# DESCRIPTION OF THE TASK
Reproduce the listing that follows with no differences at all.

::: SUPPLIED MATERIAL

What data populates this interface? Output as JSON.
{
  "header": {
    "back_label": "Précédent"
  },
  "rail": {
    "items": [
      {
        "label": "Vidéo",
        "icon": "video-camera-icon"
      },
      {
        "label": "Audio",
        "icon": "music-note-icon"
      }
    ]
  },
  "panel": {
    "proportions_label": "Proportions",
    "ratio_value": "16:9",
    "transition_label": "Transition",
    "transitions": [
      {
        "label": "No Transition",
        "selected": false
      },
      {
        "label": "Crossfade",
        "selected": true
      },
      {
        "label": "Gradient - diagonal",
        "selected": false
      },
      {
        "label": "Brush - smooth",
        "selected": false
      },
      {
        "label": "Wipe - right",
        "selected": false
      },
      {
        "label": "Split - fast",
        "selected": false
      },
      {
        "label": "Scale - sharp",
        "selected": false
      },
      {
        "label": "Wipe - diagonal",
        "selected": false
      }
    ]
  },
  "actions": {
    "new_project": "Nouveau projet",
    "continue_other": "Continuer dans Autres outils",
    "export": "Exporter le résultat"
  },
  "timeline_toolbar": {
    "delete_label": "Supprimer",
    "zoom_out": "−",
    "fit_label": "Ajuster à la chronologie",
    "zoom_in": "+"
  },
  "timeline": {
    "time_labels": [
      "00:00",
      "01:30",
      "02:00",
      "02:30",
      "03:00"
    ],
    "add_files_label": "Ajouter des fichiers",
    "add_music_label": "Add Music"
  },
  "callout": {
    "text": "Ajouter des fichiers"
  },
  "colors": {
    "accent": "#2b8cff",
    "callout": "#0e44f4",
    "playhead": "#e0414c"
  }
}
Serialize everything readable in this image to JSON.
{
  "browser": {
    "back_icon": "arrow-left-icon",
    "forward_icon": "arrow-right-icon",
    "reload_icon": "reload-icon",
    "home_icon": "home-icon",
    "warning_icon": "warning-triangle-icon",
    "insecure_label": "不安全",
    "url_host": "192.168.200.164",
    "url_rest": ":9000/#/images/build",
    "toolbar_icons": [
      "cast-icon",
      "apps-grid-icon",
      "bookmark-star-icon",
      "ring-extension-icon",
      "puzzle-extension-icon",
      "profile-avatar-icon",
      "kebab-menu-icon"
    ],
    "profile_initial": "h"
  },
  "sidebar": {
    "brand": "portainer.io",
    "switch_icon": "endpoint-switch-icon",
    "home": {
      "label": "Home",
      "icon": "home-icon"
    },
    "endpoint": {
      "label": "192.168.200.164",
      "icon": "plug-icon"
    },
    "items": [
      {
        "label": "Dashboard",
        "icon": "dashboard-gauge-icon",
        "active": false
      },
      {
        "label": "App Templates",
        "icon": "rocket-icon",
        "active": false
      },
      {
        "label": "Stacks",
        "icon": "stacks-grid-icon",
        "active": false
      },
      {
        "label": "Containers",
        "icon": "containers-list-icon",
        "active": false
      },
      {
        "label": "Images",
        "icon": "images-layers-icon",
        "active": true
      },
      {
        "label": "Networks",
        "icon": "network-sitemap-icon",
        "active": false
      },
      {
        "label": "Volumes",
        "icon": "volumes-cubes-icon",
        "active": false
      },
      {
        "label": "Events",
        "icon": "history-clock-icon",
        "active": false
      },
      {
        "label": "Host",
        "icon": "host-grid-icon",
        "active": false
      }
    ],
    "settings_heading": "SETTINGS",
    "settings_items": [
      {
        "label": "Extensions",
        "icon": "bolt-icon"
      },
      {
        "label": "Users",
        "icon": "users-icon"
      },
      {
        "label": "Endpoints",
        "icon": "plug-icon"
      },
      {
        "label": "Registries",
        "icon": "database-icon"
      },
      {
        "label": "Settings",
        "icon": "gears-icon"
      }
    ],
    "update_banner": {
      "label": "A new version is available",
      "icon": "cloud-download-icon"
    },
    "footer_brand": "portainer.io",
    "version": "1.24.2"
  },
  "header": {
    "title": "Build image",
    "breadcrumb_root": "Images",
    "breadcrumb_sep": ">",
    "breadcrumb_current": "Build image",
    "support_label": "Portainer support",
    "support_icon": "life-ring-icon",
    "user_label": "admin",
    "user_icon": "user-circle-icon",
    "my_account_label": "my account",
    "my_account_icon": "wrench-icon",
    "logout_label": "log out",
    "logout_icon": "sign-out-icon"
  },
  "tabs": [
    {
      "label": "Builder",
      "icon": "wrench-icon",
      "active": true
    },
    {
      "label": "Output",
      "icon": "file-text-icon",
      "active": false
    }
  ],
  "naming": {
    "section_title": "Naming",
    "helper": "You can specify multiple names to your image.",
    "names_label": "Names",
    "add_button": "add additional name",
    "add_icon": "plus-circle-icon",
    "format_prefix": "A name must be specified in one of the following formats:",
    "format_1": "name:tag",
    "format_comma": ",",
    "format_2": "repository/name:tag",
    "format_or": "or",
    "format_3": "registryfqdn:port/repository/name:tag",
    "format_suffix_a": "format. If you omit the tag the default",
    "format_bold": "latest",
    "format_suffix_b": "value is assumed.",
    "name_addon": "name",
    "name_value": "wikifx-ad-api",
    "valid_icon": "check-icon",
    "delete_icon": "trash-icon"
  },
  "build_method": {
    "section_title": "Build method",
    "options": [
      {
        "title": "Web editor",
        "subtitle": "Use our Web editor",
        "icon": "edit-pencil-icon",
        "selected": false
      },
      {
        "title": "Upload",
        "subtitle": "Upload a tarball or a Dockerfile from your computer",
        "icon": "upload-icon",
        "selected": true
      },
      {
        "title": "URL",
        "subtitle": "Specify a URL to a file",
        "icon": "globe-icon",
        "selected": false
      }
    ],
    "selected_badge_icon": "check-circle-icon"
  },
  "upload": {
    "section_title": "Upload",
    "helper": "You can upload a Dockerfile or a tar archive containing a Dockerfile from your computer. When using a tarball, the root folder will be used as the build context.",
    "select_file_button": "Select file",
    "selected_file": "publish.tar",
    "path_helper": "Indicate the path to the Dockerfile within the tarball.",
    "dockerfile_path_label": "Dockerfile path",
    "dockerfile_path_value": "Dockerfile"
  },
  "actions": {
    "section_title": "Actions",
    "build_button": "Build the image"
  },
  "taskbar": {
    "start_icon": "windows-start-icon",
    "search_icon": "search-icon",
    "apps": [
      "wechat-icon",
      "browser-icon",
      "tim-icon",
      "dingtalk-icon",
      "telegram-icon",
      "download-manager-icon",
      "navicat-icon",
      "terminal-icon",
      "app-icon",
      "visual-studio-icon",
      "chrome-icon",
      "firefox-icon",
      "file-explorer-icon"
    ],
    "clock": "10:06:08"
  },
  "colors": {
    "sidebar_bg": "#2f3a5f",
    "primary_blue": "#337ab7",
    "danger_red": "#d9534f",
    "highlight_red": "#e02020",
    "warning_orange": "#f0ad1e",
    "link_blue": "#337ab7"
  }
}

::::::

# EXERCISE OUTPUT
What data populates this interface? Output as JSON.
{
  "header": {
    "back_label": "Précédent"
  },
  "rail": {
    "items": [
      {
        "label": "Vidéo",
        "icon": "video-camera-icon"
      },
      {
        "label": "Audio",
        "icon": "music-note-icon"
      }
    ]
  },
  "panel": {
    "proportions_label": "Proportions",
    "ratio_value": "16:9",
    "transition_label": "Transition",
    "transitions": [
      {
        "label": "No Transition",
        "selected": false
      },
      {
        "label": "Crossfade",
        "selected": true
      },
      {
        "label": "Gradient - diagonal",
        "selected": false
      },
      {
        "label": "Brush - smooth",
        "selected": false
      },
      {
        "label": "Wipe - right",
        "selected": false
      },
      {
        "label": "Split - fast",
        "selected": false
      },
      {
        "label": "Scale - sharp",
        "selected": false
      },
      {
        "label": "Wipe - diagonal",
        "selected": false
      }
    ]
  },
  "actions": {
    "new_project": "Nouveau projet",
    "continue_other": "Continuer dans Autres outils",
    "export": "Exporter le résultat"
  },
  "timeline_toolbar": {
    "delete_label": "Supprimer",
    "zoom_out": "−",
    "fit_label": "Ajuster à la chronologie",
    "zoom_in": "+"
  },
  "timeline": {
    "time_labels": [
      "00:00",
      "01:30",
      "02:00",
      "02:30",
      "03:00"
    ],
    "add_files_label": "Ajouter des fichiers",
    "add_music_label": "Add Music"
  },
  "callout": {
    "text": "Ajouter des fichiers"
  },
  "colors": {
    "accent": "#2b8cff",
    "callout": "#0e44f4",
    "playhead": "#e0414c"
  }
}
Serialize everything readable in this image to JSON.
{
  "browser": {
    "back_icon": "arrow-left-icon",
    "forward_icon": "arrow-right-icon",
    "reload_icon": "reload-icon",
    "home_icon": "home-icon",
    "warning_icon": "warning-triangle-icon",
    "insecure_label": "不安全",
    "url_host": "192.168.200.164",
    "url_rest": ":9000/#/images/build",
    "toolbar_icons": [
      "cast-icon",
      "apps-grid-icon",
      "bookmark-star-icon",
      "ring-extension-icon",
      "puzzle-extension-icon",
      "profile-avatar-icon",
      "kebab-menu-icon"
    ],
    "profile_initial": "h"
  },
  "sidebar": {
    "brand": "portainer.io",
    "switch_icon": "endpoint-switch-icon",
    "home": {
      "label": "Home",
      "icon": "home-icon"
    },
    "endpoint": {
      "label": "192.168.200.164",
      "icon": "plug-icon"
    },
    "items": [
      {
        "label": "Dashboard",
        "icon": "dashboard-gauge-icon",
        "active": false
      },
      {
        "label": "App Templates",
        "icon": "rocket-icon",
        "active": false
      },
      {
        "label": "Stacks",
        "icon": "stacks-grid-icon",
        "active": false
      },
      {
        "label": "Containers",
        "icon": "containers-list-icon",
        "active": false
      },
      {
        "label": "Images",
        "icon": "images-layers-icon",
        "active": true
      },
      {
        "label": "Networks",
        "icon": "network-sitemap-icon",
        "active": false
      },
      {
        "label": "Volumes",
        "icon": "volumes-cubes-icon",
        "active": false
      },
      {
        "label": "Events",
        "icon": "history-clock-icon",
        "active": false
      },
      {
        "label": "Host",
        "icon": "host-grid-icon",
        "active": false
      }
    ],
    "settings_heading": "SETTINGS",
    "settings_items": [
      {
        "label": "Extensions",
        "icon": "bolt-icon"
      },
      {
        "label": "Users",
        "icon": "users-icon"
      },
      {
        "label": "Endpoints",
        "icon": "plug-icon"
      },
      {
        "label": "Registries",
        "icon": "database-icon"
      },
      {
        "label": "Settings",
        "icon": "gears-icon"
      }
    ],
    "update_banner": {
      "label": "A new version is available",
      "icon": "cloud-download-icon"
    },
    "footer_brand": "portainer.io",
    "version": "1.24.2"
  },
  "header": {
    "title": "Build image",
    "breadcrumb_root": "Images",
    "breadcrumb_sep": ">",
    "breadcrumb_current": "Build image",
    "support_label": "Portainer support",
    "support_icon": "life-ring-icon",
    "user_label": "admin",
    "user_icon": "user-circle-icon",
    "my_account_label": "my account",
    "my_account_icon": "wrench-icon",
    "logout_label": "log out",
    "logout_icon": "sign-out-icon"
  },
  "tabs": [
    {
      "label": "Builder",
      "icon": "wrench-icon",
      "active": true
    },
    {
      "label": "Output",
      "icon": "file-text-icon",
      "active": false
    }
  ],
  "naming": {
    "section_title": "Naming",
    "helper": "You can specify multiple names to your image.",
    "names_label": "Names",
    "add_button": "add additional name",
    "add_icon": "plus-circle-icon",
    "format_prefix": "A name must be specified in one of the following formats:",
    "format_1": "name:tag",
    "format_comma": ",",
    "format_2": "repository/name:tag",
    "format_or": "or",
    "format_3": "registryfqdn:port/repository/name:tag",
    "format_suffix_a": "format. If you omit the tag the default",
    "format_bold": "latest",
    "format_suffix_b": "value is assumed.",
    "name_addon": "name",
    "name_value": "wikifx-ad-api",
    "valid_icon": "check-icon",
    "delete_icon": "trash-icon"
  },
  "build_method": {
    "section_title": "Build method",
    "options": [
      {
        "title": "Web editor",
        "subtitle": "Use our Web editor",
        "icon": "edit-pencil-icon",
        "selected": false
      },
      {
        "title": "Upload",
        "subtitle": "Upload a tarball or a Dockerfile from your computer",
        "icon": "upload-icon",
        "selected": true
      },
      {
        "title": "URL",
        "subtitle": "Specify a URL to a file",
        "icon": "globe-icon",
        "selected": false
      }
    ],
    "selected_badge_icon": "check-circle-icon"
  },
  "upload": {
    "section_title": "Upload",
    "helper": "You can upload a Dockerfile or a tar archive containing a Dockerfile from your computer. When using a tarball, the root folder will be used as the build context.",
    "select_file_button": "Select file",
    "selected_file": "publish.tar",
    "path_helper": "Indicate the path to the Dockerfile within the tarball.",
    "dockerfile_path_label": "Dockerfile path",
    "dockerfile_path_value": "Dockerfile"
  },
  "actions": {
    "section_title": "Actions",
    "build_button": "Build the image"
  },
  "taskbar": {
    "start_icon": "windows-start-icon",
    "search_icon": "search-icon",
    "apps": [
      "wechat-icon",
      "browser-icon",
      "tim-icon",
      "dingtalk-icon",
      "telegram-icon",
      "download-manager-icon",
      "navicat-icon",
      "terminal-icon",
      "app-icon",
      "visual-studio-icon",
      "chrome-icon",
      "firefox-icon",
      "file-explorer-icon"
    ],
    "clock": "10:06:08"
  },
  "colors": {
    "sidebar_bg": "#2f3a5f",
    "primary_blue": "#337ab7",
    "danger_red": "#d9534f",
    "highlight_red": "#e02020",
    "warning_orange": "#f0ad1e",
    "link_blue": "#337ab7"
  }
}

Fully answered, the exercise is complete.